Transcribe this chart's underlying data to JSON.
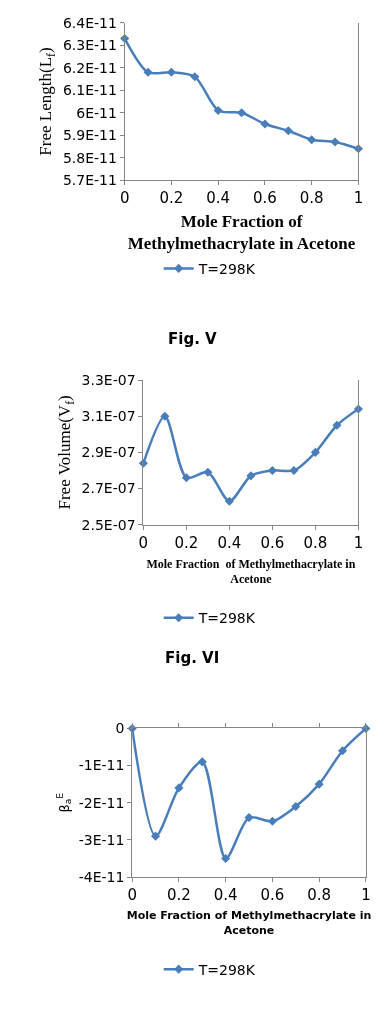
{
  "chart_data": [
    {
      "type": "line",
      "xlabel": "Mole Fraction of\nMethylmethacrylate in Acetone",
      "ylabel": "Free Length(L$_{f}$)",
      "annotations": [
        "Fig. V"
      ],
      "x": [
        0,
        0.1,
        0.2,
        0.3,
        0.4,
        0.5,
        0.6,
        0.7,
        0.8,
        0.9,
        1
      ],
      "series": [
        {
          "name": "T=298K",
          "color": "#4a7ebb",
          "values": [
            6.33e-11,
            6.18e-11,
            6.18e-11,
            6.16e-11,
            6.01e-11,
            6e-11,
            5.95e-11,
            5.92e-11,
            5.88e-11,
            5.87e-11,
            5.84e-11
          ]
        }
      ],
      "xlim": [
        0,
        1
      ],
      "xticks": [
        0,
        0.2,
        0.4,
        0.6,
        0.8,
        1
      ],
      "ylim": [
        5.7e-11,
        6.4e-11
      ],
      "yticks": [
        {
          "value": 5.7e-11,
          "label": "5.7E-11"
        },
        {
          "value": 5.8e-11,
          "label": "5.8E-11"
        },
        {
          "value": 5.9e-11,
          "label": "5.9E-11"
        },
        {
          "value": 6e-11,
          "label": "6E-11"
        },
        {
          "value": 6.1e-11,
          "label": "6.1E-11"
        },
        {
          "value": 6.2e-11,
          "label": "6.2E-11"
        },
        {
          "value": 6.3e-11,
          "label": "6.3E-11"
        },
        {
          "value": 6.4e-11,
          "label": "6.4E-11"
        }
      ],
      "legend": "bottom",
      "marker": "diamond",
      "line_style": "solid"
    },
    {
      "type": "line",
      "xlabel": "Mole Fraction  of Methylmethacrylate in\nAcetone",
      "ylabel": "Free Volume(V$_{f}$)",
      "annotations": [
        "Fig. VI"
      ],
      "x": [
        0,
        0.1,
        0.2,
        0.3,
        0.4,
        0.5,
        0.6,
        0.7,
        0.8,
        0.9,
        1
      ],
      "series": [
        {
          "name": "T=298K",
          "color": "#4a7ebb",
          "values": [
            2.84e-07,
            3.1e-07,
            2.76e-07,
            2.79e-07,
            2.63e-07,
            2.77e-07,
            2.8e-07,
            2.8e-07,
            2.9e-07,
            3.05e-07,
            3.14e-07
          ]
        }
      ],
      "xlim": [
        0,
        1
      ],
      "xticks": [
        0,
        0.2,
        0.4,
        0.6,
        0.8,
        1
      ],
      "ylim": [
        2.5e-07,
        3.3e-07
      ],
      "yticks": [
        {
          "value": 2.5e-07,
          "label": "2.5E-07"
        },
        {
          "value": 2.7e-07,
          "label": "2.7E-07"
        },
        {
          "value": 2.9e-07,
          "label": "2.9E-07"
        },
        {
          "value": 3.1e-07,
          "label": "3.1E-07"
        },
        {
          "value": 3.3e-07,
          "label": "3.3E-07"
        }
      ],
      "legend": "bottom",
      "marker": "diamond",
      "line_style": "solid"
    },
    {
      "type": "line",
      "xlabel": "Mole Fraction of Methylmethacrylate in\nAcetone",
      "ylabel": "β$_{a}$$^{E}$",
      "x": [
        0,
        0.1,
        0.2,
        0.3,
        0.4,
        0.5,
        0.6,
        0.7,
        0.8,
        0.9,
        1
      ],
      "series": [
        {
          "name": "T=298K",
          "color": "#4a7ebb",
          "values": [
            0,
            -2.9e-11,
            -1.6e-11,
            -9e-12,
            -3.5e-11,
            -2.4e-11,
            -2.5e-11,
            -2.1e-11,
            -1.5e-11,
            -6e-12,
            0
          ]
        }
      ],
      "xlim": [
        0,
        1
      ],
      "xticks": [
        0,
        0.2,
        0.4,
        0.6,
        0.8,
        1
      ],
      "ylim": [
        -4e-11,
        0
      ],
      "yticks": [
        {
          "value": -4e-11,
          "label": "-4E-11"
        },
        {
          "value": -3e-11,
          "label": "-3E-11"
        },
        {
          "value": -2e-11,
          "label": "-2E-11"
        },
        {
          "value": -1e-11,
          "label": "-1E-11"
        },
        {
          "value": 0,
          "label": "0"
        }
      ],
      "legend": "bottom",
      "marker": "diamond",
      "line_style": "solid"
    }
  ]
}
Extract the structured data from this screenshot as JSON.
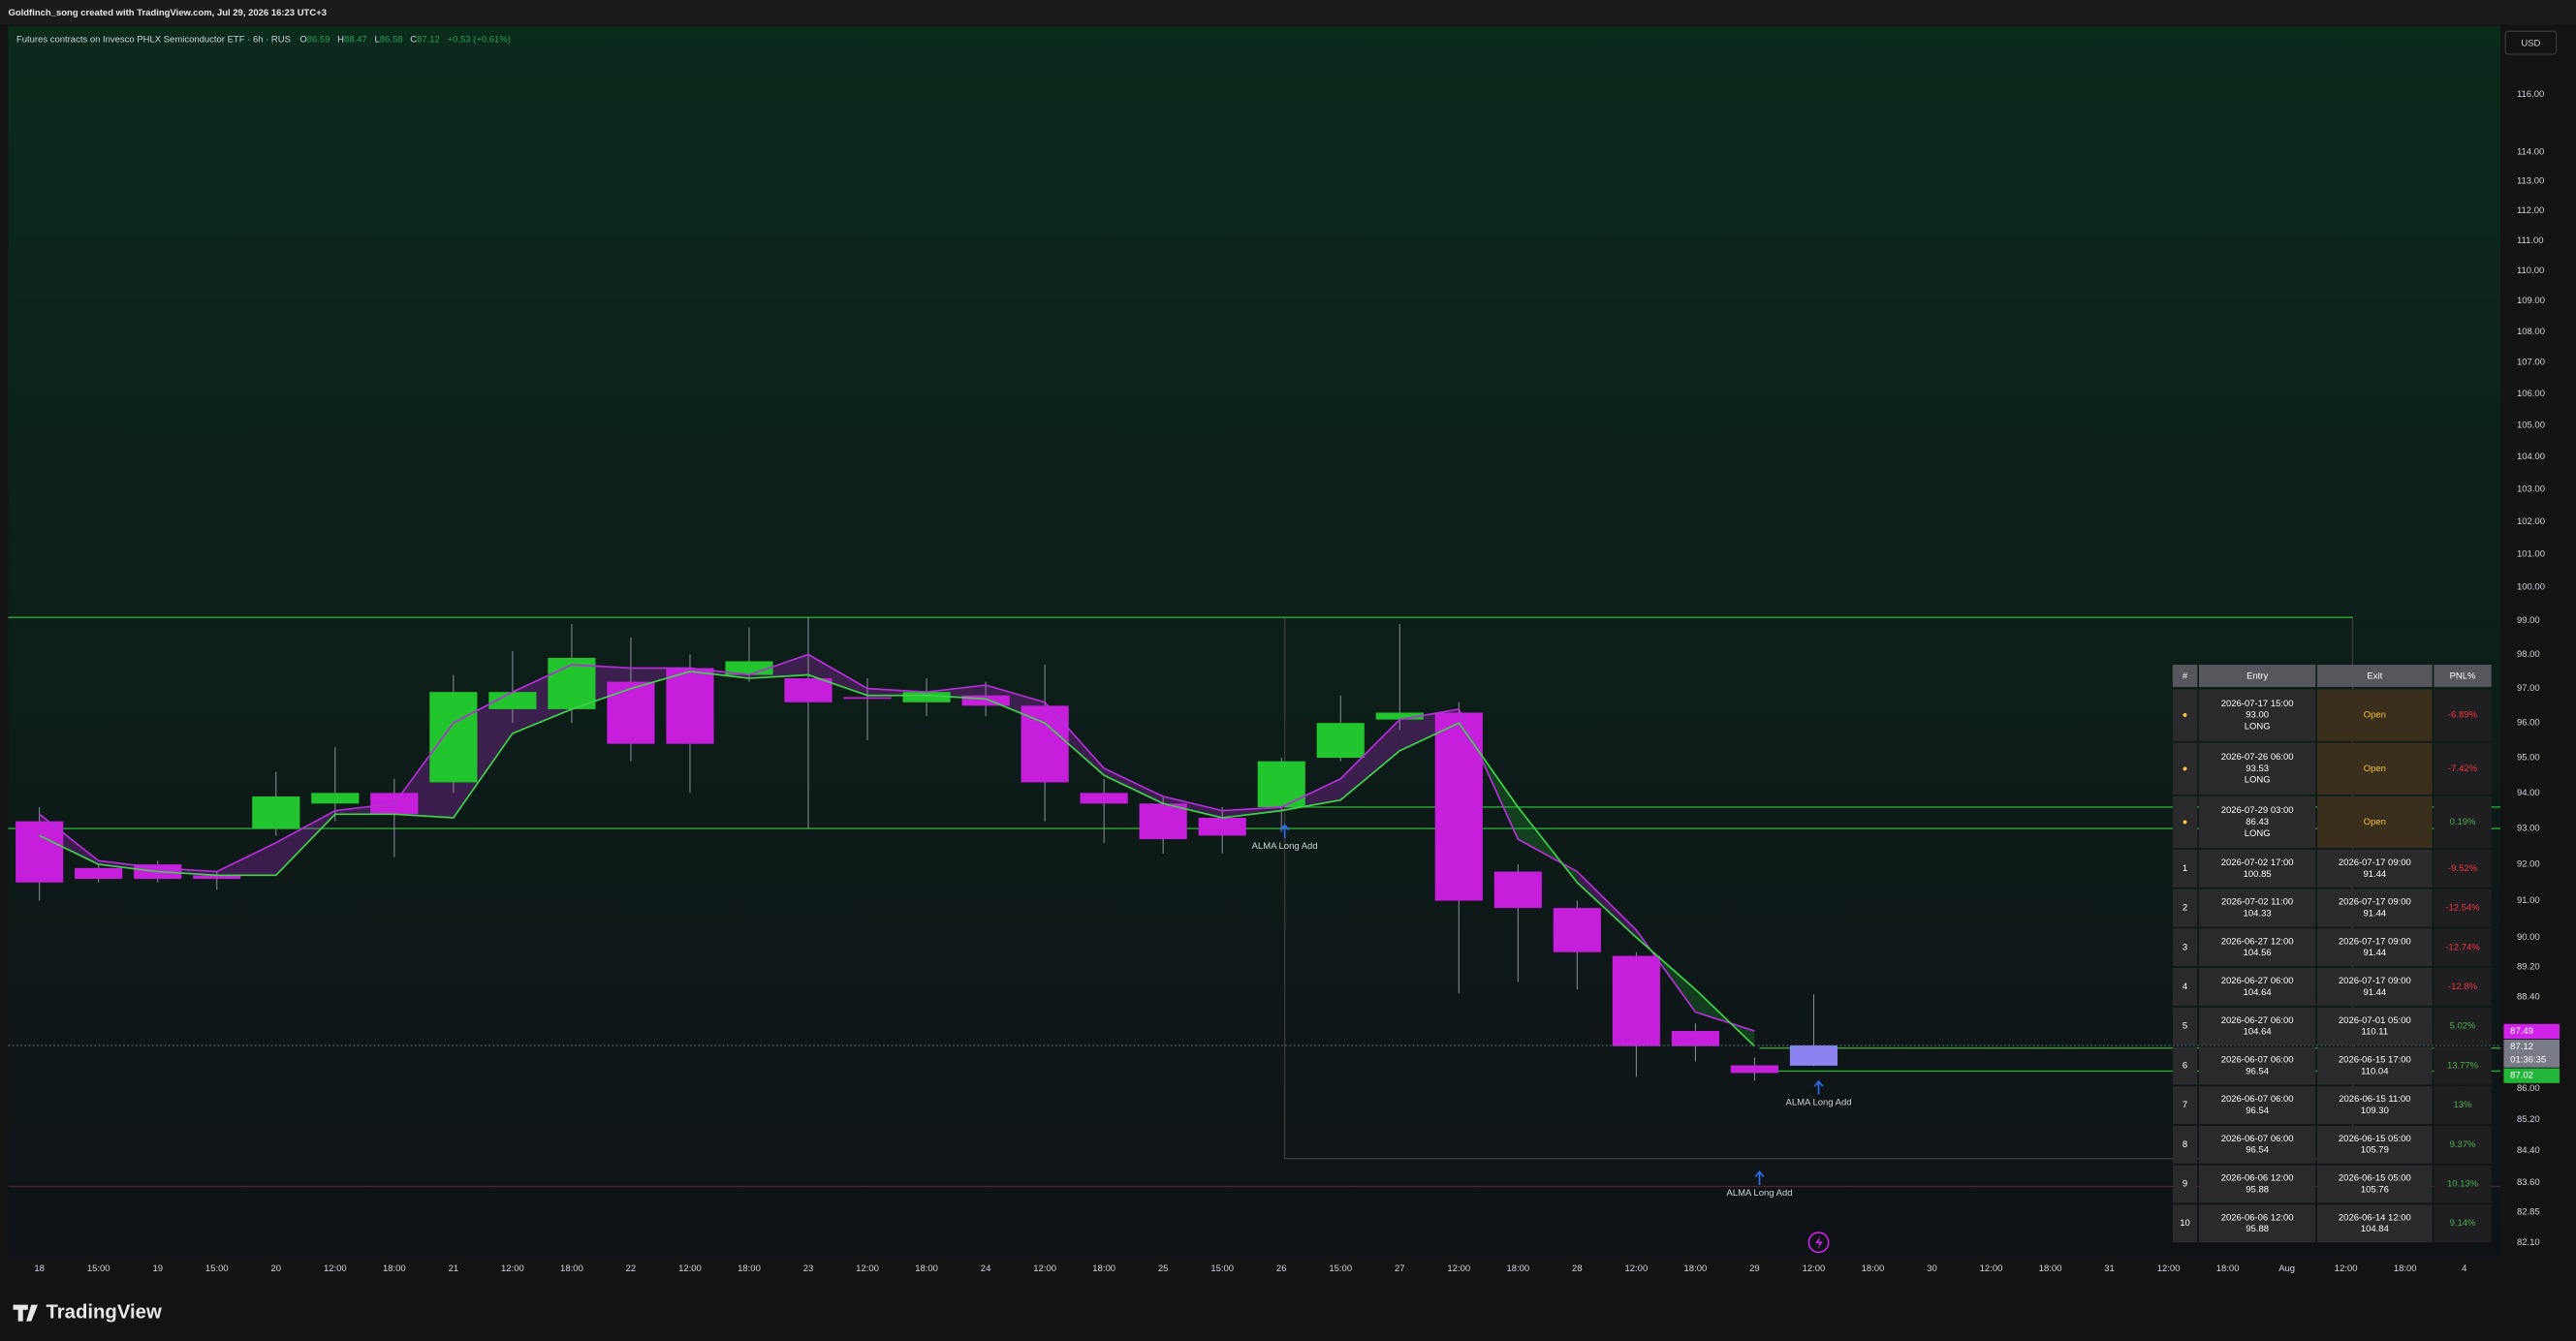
{
  "header": {
    "credit": "Goldfinch_song created with TradingView.com, Jul 29, 2026 16:23 UTC+3",
    "currency": "USD",
    "brand": "TradingView"
  },
  "chart_data": {
    "type": "candlestick",
    "title": "Futures contracts on Invesco PHLX Semiconductor ETF · 6h · RUS",
    "ohlc_labels": [
      "O",
      "H",
      "L",
      "C"
    ],
    "change": "+0.53 (+0.61%)",
    "categories": [
      "18",
      "15:00",
      "19",
      "15:00",
      "20",
      "12:00",
      "18:00",
      "21",
      "12:00",
      "18:00",
      "22",
      "12:00",
      "18:00",
      "23",
      "12:00",
      "18:00",
      "24",
      "12:00",
      "18:00",
      "25",
      "15:00",
      "26",
      "15:00",
      "27",
      "12:00",
      "18:00",
      "28",
      "12:00",
      "18:00",
      "29",
      "12:00",
      "18:00",
      "30",
      "12:00",
      "18:00",
      "31",
      "12:00",
      "18:00",
      "Aug",
      "12:00",
      "18:00",
      "4"
    ],
    "candles": [
      {
        "open": 93.2,
        "high": 93.6,
        "low": 91.0,
        "close": 91.5
      },
      {
        "open": 91.9,
        "high": 92.0,
        "low": 91.5,
        "close": 91.6
      },
      {
        "open": 92.0,
        "high": 92.1,
        "low": 91.5,
        "close": 91.6
      },
      {
        "open": 91.7,
        "high": 91.8,
        "low": 91.3,
        "close": 91.6
      },
      {
        "open": 93.0,
        "high": 94.6,
        "low": 92.8,
        "close": 93.9
      },
      {
        "open": 93.7,
        "high": 95.3,
        "low": 93.2,
        "close": 94.0
      },
      {
        "open": 94.0,
        "high": 94.4,
        "low": 92.2,
        "close": 93.4
      },
      {
        "open": 94.3,
        "high": 97.4,
        "low": 94.0,
        "close": 96.9
      },
      {
        "open": 96.4,
        "high": 98.1,
        "low": 96.0,
        "close": 96.9
      },
      {
        "open": 96.4,
        "high": 98.9,
        "low": 96.0,
        "close": 97.9
      },
      {
        "open": 97.2,
        "high": 98.5,
        "low": 94.9,
        "close": 95.4
      },
      {
        "open": 97.6,
        "high": 98.0,
        "low": 94.0,
        "close": 95.4
      },
      {
        "open": 97.4,
        "high": 98.8,
        "low": 97.2,
        "close": 97.8
      },
      {
        "open": 97.3,
        "high": 99.1,
        "low": 93.0,
        "close": 96.6
      },
      {
        "open": 96.75,
        "high": 97.3,
        "low": 95.5,
        "close": 96.7
      },
      {
        "open": 96.6,
        "high": 97.3,
        "low": 96.2,
        "close": 96.9
      },
      {
        "open": 96.8,
        "high": 97.2,
        "low": 96.2,
        "close": 96.5
      },
      {
        "open": 96.5,
        "high": 97.7,
        "low": 93.2,
        "close": 94.3
      },
      {
        "open": 94.0,
        "high": 94.4,
        "low": 92.6,
        "close": 93.7
      },
      {
        "open": 93.7,
        "high": 93.9,
        "low": 92.3,
        "close": 92.7
      },
      {
        "open": 93.3,
        "high": 93.6,
        "low": 92.3,
        "close": 92.8
      },
      {
        "open": 93.6,
        "high": 95.0,
        "low": 92.9,
        "close": 94.9
      },
      {
        "open": 95.0,
        "high": 96.8,
        "low": 94.9,
        "close": 96.0
      },
      {
        "open": 96.1,
        "high": 98.9,
        "low": 95.8,
        "close": 96.3
      },
      {
        "open": 96.3,
        "high": 96.6,
        "low": 88.5,
        "close": 91.0
      },
      {
        "open": 91.8,
        "high": 92.0,
        "low": 88.8,
        "close": 90.8
      },
      {
        "open": 90.8,
        "high": 91.0,
        "low": 88.6,
        "close": 89.6
      },
      {
        "open": 89.5,
        "high": 89.6,
        "low": 86.3,
        "close": 87.1
      },
      {
        "open": 87.5,
        "high": 87.7,
        "low": 86.7,
        "close": 87.1
      },
      {
        "open": 86.6,
        "high": 86.8,
        "low": 86.2,
        "close": 86.4
      },
      {
        "open": 86.59,
        "high": 88.47,
        "low": 86.58,
        "close": 87.12
      }
    ],
    "up_color": "#22c52e",
    "down_color": "#c51fdc",
    "last_color": "#8b84f0",
    "lines": [
      {
        "color": "#b32fd6",
        "values": [
          93.4,
          92.1,
          91.9,
          91.8,
          92.6,
          93.5,
          93.7,
          96.0,
          96.9,
          97.7,
          97.6,
          97.6,
          97.4,
          98.0,
          97.0,
          96.9,
          97.1,
          96.6,
          94.7,
          93.9,
          93.5,
          93.6,
          94.4,
          96.1,
          96.4,
          92.7,
          91.8,
          90.2,
          88.0,
          87.5
        ]
      },
      {
        "color": "#3fd24a",
        "values": [
          92.8,
          92.0,
          91.8,
          91.7,
          91.7,
          93.4,
          93.4,
          93.3,
          95.7,
          96.4,
          97.0,
          97.5,
          97.3,
          97.4,
          96.8,
          96.8,
          96.7,
          96.0,
          94.5,
          93.7,
          93.3,
          93.5,
          93.8,
          95.2,
          96.0,
          93.6,
          91.5,
          90.0,
          88.6,
          87.1
        ]
      }
    ],
    "levels": [
      {
        "value": 99.1,
        "color": "#2fa83a"
      },
      {
        "value": 93.6,
        "color": "#2fa83a"
      },
      {
        "value": 93.0,
        "color": "#2fa83a"
      },
      {
        "value": 87.05,
        "color": "#2fa83a"
      },
      {
        "value": 86.45,
        "color": "#2fa83a"
      },
      {
        "value": 83.5,
        "color": "#4a2430"
      }
    ],
    "annotations": [
      "ALMA Long Add",
      "ALMA Long Add",
      "ALMA Long Add"
    ],
    "price_labels": [
      {
        "value": 87.49,
        "color": "#d022e8"
      },
      {
        "value": 87.12,
        "color": "#787b86",
        "countdown": "01:36:35"
      },
      {
        "value": 87.02,
        "color": "#22b53a"
      }
    ],
    "log_scale": true,
    "ylim": [
      81.74,
      118.4
    ],
    "yticks": [
      {
        "value": 116,
        "label": "116.00"
      },
      {
        "value": 114,
        "label": "114.00"
      },
      {
        "value": 113,
        "label": "113.00"
      },
      {
        "value": 112,
        "label": "112.00"
      },
      {
        "value": 111,
        "label": "111.00"
      },
      {
        "value": 110,
        "label": "110.00"
      },
      {
        "value": 109,
        "label": "109.00"
      },
      {
        "value": 108,
        "label": "108.00"
      },
      {
        "value": 107,
        "label": "107.00"
      },
      {
        "value": 106,
        "label": "106.00"
      },
      {
        "value": 105,
        "label": "105.00"
      },
      {
        "value": 104,
        "label": "104.00"
      },
      {
        "value": 103,
        "label": "103.00"
      },
      {
        "value": 102,
        "label": "102.00"
      },
      {
        "value": 101,
        "label": "101.00"
      },
      {
        "value": 100,
        "label": "100.00"
      },
      {
        "value": 99,
        "label": "99.00"
      },
      {
        "value": 98,
        "label": "98.00"
      },
      {
        "value": 97,
        "label": "97.00"
      },
      {
        "value": 96,
        "label": "96.00"
      },
      {
        "value": 95,
        "label": "95.00"
      },
      {
        "value": 94,
        "label": "94.00"
      },
      {
        "value": 93,
        "label": "93.00"
      },
      {
        "value": 92,
        "label": "92.00"
      },
      {
        "value": 91,
        "label": "91.00"
      },
      {
        "value": 90,
        "label": "90.00"
      },
      {
        "value": 89.2,
        "label": "89.20"
      },
      {
        "value": 88.4,
        "label": "88.40"
      },
      {
        "value": 86,
        "label": "86.00"
      },
      {
        "value": 85.2,
        "label": "85.20"
      },
      {
        "value": 84.4,
        "label": "84.40"
      },
      {
        "value": 83.6,
        "label": "83.60"
      },
      82.85,
      {
        "value": 82.1,
        "label": "82.10"
      }
    ],
    "grid": false
  },
  "table": {
    "header": [
      "#",
      "Entry",
      "Exit",
      "PNL%"
    ],
    "rows": [
      {
        "id": "●",
        "entry": [
          "2026-07-17 15:00",
          "93.00",
          "LONG"
        ],
        "exit": [
          "Open"
        ],
        "pnl": "-6.89%"
      },
      {
        "id": "●",
        "entry": [
          "2026-07-26 06:00",
          "93.53",
          "LONG"
        ],
        "exit": [
          "Open"
        ],
        "pnl": "-7.42%"
      },
      {
        "id": "●",
        "entry": [
          "2026-07-29 03:00",
          "86.43",
          "LONG"
        ],
        "exit": [
          "Open"
        ],
        "pnl": "0.19%"
      },
      {
        "id": "1",
        "entry": [
          "2026-07-02 17:00",
          "100.85"
        ],
        "exit": [
          "2026-07-17 09:00",
          "91.44"
        ],
        "pnl": "-9.52%"
      },
      {
        "id": "2",
        "entry": [
          "2026-07-02 11:00",
          "104.33"
        ],
        "exit": [
          "2026-07-17 09:00",
          "91.44"
        ],
        "pnl": "-12.54%"
      },
      {
        "id": "3",
        "entry": [
          "2026-06-27 12:00",
          "104.56"
        ],
        "exit": [
          "2026-07-17 09:00",
          "91.44"
        ],
        "pnl": "-12.74%"
      },
      {
        "id": "4",
        "entry": [
          "2026-06-27 06:00",
          "104.64"
        ],
        "exit": [
          "2026-07-17 09:00",
          "91.44"
        ],
        "pnl": "-12.8%"
      },
      {
        "id": "5",
        "entry": [
          "2026-06-27 06:00",
          "104.64"
        ],
        "exit": [
          "2026-07-01 05:00",
          "110.11"
        ],
        "pnl": "5.02%"
      },
      {
        "id": "6",
        "entry": [
          "2026-06-07 06:00",
          "96.54"
        ],
        "exit": [
          "2026-06-15 17:00",
          "110.04"
        ],
        "pnl": "13.77%"
      },
      {
        "id": "7",
        "entry": [
          "2026-06-07 06:00",
          "96.54"
        ],
        "exit": [
          "2026-06-15 11:00",
          "109.30"
        ],
        "pnl": "13%"
      },
      {
        "id": "8",
        "entry": [
          "2026-06-07 06:00",
          "96.54"
        ],
        "exit": [
          "2026-06-15 05:00",
          "105.79"
        ],
        "pnl": "9.37%"
      },
      {
        "id": "9",
        "entry": [
          "2026-06-06 12:00",
          "95.88"
        ],
        "exit": [
          "2026-06-15 05:00",
          "105.76"
        ],
        "pnl": "10.13%"
      },
      {
        "id": "10",
        "entry": [
          "2026-06-06 12:00",
          "95.88"
        ],
        "exit": [
          "2026-06-14 12:00",
          "104.84"
        ],
        "pnl": "9.14%"
      }
    ]
  }
}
= = = = = = =
## Given problem
State how many lines of the entries above include the word "ylabel", offering no text other than the number.

## The output
3